** START OF Data for the task **

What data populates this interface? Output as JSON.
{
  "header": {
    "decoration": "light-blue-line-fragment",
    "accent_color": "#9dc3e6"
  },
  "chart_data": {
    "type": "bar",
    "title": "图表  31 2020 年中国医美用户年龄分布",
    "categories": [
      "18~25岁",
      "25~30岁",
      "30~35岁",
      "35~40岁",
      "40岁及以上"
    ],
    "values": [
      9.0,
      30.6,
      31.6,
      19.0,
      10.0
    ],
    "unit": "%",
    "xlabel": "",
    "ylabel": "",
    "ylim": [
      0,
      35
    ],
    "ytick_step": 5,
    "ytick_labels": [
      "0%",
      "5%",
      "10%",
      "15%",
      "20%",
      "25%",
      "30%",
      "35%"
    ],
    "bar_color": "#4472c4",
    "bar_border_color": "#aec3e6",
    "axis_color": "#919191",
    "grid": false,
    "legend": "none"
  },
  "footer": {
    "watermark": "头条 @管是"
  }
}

** END OF Data for the task **

**Work to do:** Each record above must be given again exactly.

**Exercise solution:**
What data populates this interface? Output as JSON.
{
  "header": {
    "decoration": "light-blue-line-fragment",
    "accent_color": "#9dc3e6"
  },
  "chart_data": {
    "type": "bar",
    "title": "图表  31 2020 年中国医美用户年龄分布",
    "categories": [
      "18~25岁",
      "25~30岁",
      "30~35岁",
      "35~40岁",
      "40岁及以上"
    ],
    "values": [
      9.0,
      30.6,
      31.6,
      19.0,
      10.0
    ],
    "unit": "%",
    "xlabel": "",
    "ylabel": "",
    "ylim": [
      0,
      35
    ],
    "ytick_step": 5,
    "ytick_labels": [
      "0%",
      "5%",
      "10%",
      "15%",
      "20%",
      "25%",
      "30%",
      "35%"
    ],
    "bar_color": "#4472c4",
    "bar_border_color": "#aec3e6",
    "axis_color": "#919191",
    "grid": false,
    "legend": "none"
  },
  "footer": {
    "watermark": "头条 @管是"
  }
}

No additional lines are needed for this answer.